Work required ->
Reproduce all the entries exactly.

(Dataset items)
##########
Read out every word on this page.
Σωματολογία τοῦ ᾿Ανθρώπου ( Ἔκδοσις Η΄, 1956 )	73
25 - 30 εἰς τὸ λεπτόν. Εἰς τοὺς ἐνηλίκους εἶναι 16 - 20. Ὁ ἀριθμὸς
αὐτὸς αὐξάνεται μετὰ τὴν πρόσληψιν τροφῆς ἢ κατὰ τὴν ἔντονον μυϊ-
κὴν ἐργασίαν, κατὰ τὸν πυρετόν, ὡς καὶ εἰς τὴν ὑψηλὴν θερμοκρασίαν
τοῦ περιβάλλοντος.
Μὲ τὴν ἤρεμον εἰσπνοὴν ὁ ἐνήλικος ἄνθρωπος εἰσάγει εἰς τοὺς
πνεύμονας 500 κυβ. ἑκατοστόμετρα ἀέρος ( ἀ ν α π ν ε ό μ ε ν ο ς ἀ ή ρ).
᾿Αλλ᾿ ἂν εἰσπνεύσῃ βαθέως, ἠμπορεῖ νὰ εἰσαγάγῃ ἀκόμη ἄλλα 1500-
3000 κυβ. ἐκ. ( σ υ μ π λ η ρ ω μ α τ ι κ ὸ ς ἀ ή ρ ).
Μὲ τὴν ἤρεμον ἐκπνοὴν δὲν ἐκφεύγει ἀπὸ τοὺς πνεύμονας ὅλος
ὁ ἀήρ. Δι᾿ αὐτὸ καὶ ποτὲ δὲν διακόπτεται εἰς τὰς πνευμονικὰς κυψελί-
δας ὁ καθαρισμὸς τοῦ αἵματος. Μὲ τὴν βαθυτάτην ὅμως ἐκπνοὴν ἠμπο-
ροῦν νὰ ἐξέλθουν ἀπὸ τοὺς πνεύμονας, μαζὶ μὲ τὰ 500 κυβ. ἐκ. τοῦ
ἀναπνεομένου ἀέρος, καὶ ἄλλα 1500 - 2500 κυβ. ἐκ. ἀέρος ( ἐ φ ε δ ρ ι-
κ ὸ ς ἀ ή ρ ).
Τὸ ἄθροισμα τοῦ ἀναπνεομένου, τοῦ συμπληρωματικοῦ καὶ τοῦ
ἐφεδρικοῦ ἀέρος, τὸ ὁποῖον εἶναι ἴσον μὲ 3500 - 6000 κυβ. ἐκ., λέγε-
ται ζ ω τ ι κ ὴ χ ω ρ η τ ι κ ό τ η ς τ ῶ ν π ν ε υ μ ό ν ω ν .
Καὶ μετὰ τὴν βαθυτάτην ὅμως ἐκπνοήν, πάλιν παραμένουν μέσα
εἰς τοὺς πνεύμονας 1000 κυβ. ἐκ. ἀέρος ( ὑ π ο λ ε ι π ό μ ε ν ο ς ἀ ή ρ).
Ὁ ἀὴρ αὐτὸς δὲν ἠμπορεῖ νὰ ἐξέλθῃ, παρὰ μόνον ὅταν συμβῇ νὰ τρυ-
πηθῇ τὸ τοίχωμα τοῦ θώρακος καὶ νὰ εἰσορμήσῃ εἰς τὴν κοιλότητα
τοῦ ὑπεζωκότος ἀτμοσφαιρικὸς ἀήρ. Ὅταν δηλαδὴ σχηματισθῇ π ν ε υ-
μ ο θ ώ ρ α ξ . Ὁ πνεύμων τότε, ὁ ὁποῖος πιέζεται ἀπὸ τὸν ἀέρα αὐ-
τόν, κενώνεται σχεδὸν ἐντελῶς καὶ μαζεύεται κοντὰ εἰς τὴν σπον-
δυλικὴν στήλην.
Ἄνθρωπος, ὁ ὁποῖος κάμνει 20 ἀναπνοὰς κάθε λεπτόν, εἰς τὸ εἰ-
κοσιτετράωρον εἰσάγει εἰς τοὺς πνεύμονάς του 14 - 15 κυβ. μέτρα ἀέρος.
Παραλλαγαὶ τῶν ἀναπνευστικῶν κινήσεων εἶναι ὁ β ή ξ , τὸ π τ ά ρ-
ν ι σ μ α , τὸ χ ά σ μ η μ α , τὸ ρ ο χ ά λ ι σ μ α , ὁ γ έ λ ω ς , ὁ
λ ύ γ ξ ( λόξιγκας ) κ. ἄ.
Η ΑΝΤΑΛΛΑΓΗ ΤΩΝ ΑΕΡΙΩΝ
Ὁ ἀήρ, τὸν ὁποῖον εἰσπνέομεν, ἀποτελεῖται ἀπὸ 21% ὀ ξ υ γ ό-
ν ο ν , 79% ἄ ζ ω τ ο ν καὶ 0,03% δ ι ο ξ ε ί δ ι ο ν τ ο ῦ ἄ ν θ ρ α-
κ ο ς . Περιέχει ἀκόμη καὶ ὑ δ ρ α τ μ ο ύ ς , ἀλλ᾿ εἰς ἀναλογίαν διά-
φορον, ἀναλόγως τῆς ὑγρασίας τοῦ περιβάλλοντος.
##########
Output ->
Read out every word on this page.
Σωματολογία τοῦ ᾿Ανθρώπου ( Ἔκδοσις Η΄, 1956 )	73
25 - 30 εἰς τὸ λεπτόν. Εἰς τοὺς ἐνηλίκους εἶναι 16 - 20. Ὁ ἀριθμὸς
αὐτὸς αὐξάνεται μετὰ τὴν πρόσληψιν τροφῆς ἢ κατὰ τὴν ἔντονον μυϊ-
κὴν ἐργασίαν, κατὰ τὸν πυρετόν, ὡς καὶ εἰς τὴν ὑψηλὴν θερμοκρασίαν
τοῦ περιβάλλοντος.
Μὲ τὴν ἤρεμον εἰσπνοὴν ὁ ἐνήλικος ἄνθρωπος εἰσάγει εἰς τοὺς
πνεύμονας 500 κυβ. ἑκατοστόμετρα ἀέρος ( ἀ ν α π ν ε ό μ ε ν ο ς ἀ ή ρ).
᾿Αλλ᾿ ἂν εἰσπνεύσῃ βαθέως, ἠμπορεῖ νὰ εἰσαγάγῃ ἀκόμη ἄλλα 1500-
3000 κυβ. ἐκ. ( σ υ μ π λ η ρ ω μ α τ ι κ ὸ ς ἀ ή ρ ).
Μὲ τὴν ἤρεμον ἐκπνοὴν δὲν ἐκφεύγει ἀπὸ τοὺς πνεύμονας ὅλος
ὁ ἀήρ. Δι᾿ αὐτὸ καὶ ποτὲ δὲν διακόπτεται εἰς τὰς πνευμονικὰς κυψελί-
δας ὁ καθαρισμὸς τοῦ αἵματος. Μὲ τὴν βαθυτάτην ὅμως ἐκπνοὴν ἠμπο-
ροῦν νὰ ἐξέλθουν ἀπὸ τοὺς πνεύμονας, μαζὶ μὲ τὰ 500 κυβ. ἐκ. τοῦ
ἀναπνεομένου ἀέρος, καὶ ἄλλα 1500 - 2500 κυβ. ἐκ. ἀέρος ( ἐ φ ε δ ρ ι-
κ ὸ ς ἀ ή ρ ).
Τὸ ἄθροισμα τοῦ ἀναπνεομένου, τοῦ συμπληρωματικοῦ καὶ τοῦ
ἐφεδρικοῦ ἀέρος, τὸ ὁποῖον εἶναι ἴσον μὲ 3500 - 6000 κυβ. ἐκ., λέγε-
ται ζ ω τ ι κ ὴ χ ω ρ η τ ι κ ό τ η ς τ ῶ ν π ν ε υ μ ό ν ω ν .
Καὶ μετὰ τὴν βαθυτάτην ὅμως ἐκπνοήν, πάλιν παραμένουν μέσα
εἰς τοὺς πνεύμονας 1000 κυβ. ἐκ. ἀέρος ( ὑ π ο λ ε ι π ό μ ε ν ο ς ἀ ή ρ).
Ὁ ἀὴρ αὐτὸς δὲν ἠμπορεῖ νὰ ἐξέλθῃ, παρὰ μόνον ὅταν συμβῇ νὰ τρυ-
πηθῇ τὸ τοίχωμα τοῦ θώρακος καὶ νὰ εἰσορμήσῃ εἰς τὴν κοιλότητα
τοῦ ὑπεζωκότος ἀτμοσφαιρικὸς ἀήρ. Ὅταν δηλαδὴ σχηματισθῇ π ν ε υ-
μ ο θ ώ ρ α ξ . Ὁ πνεύμων τότε, ὁ ὁποῖος πιέζεται ἀπὸ τὸν ἀέρα αὐ-
τόν, κενώνεται σχεδὸν ἐντελῶς καὶ μαζεύεται κοντὰ εἰς τὴν σπον-
δυλικὴν στήλην.
Ἄνθρωπος, ὁ ὁποῖος κάμνει 20 ἀναπνοὰς κάθε λεπτόν, εἰς τὸ εἰ-
κοσιτετράωρον εἰσάγει εἰς τοὺς πνεύμονάς του 14 - 15 κυβ. μέτρα ἀέρος.
Παραλλαγαὶ τῶν ἀναπνευστικῶν κινήσεων εἶναι ὁ β ή ξ , τὸ π τ ά ρ-
ν ι σ μ α , τὸ χ ά σ μ η μ α , τὸ ρ ο χ ά λ ι σ μ α , ὁ γ έ λ ω ς , ὁ
λ ύ γ ξ ( λόξιγκας ) κ. ἄ.
Η ΑΝΤΑΛΛΑΓΗ ΤΩΝ ΑΕΡΙΩΝ
Ὁ ἀήρ, τὸν ὁποῖον εἰσπνέομεν, ἀποτελεῖται ἀπὸ 21% ὀ ξ υ γ ό-
ν ο ν , 79% ἄ ζ ω τ ο ν καὶ 0,03% δ ι ο ξ ε ί δ ι ο ν τ ο ῦ ἄ ν θ ρ α-
κ ο ς . Περιέχει ἀκόμη καὶ ὑ δ ρ α τ μ ο ύ ς , ἀλλ᾿ εἰς ἀναλογίαν διά-
φορον, ἀναλόγως τῆς ὑγρασίας τοῦ περιβάλλοντος.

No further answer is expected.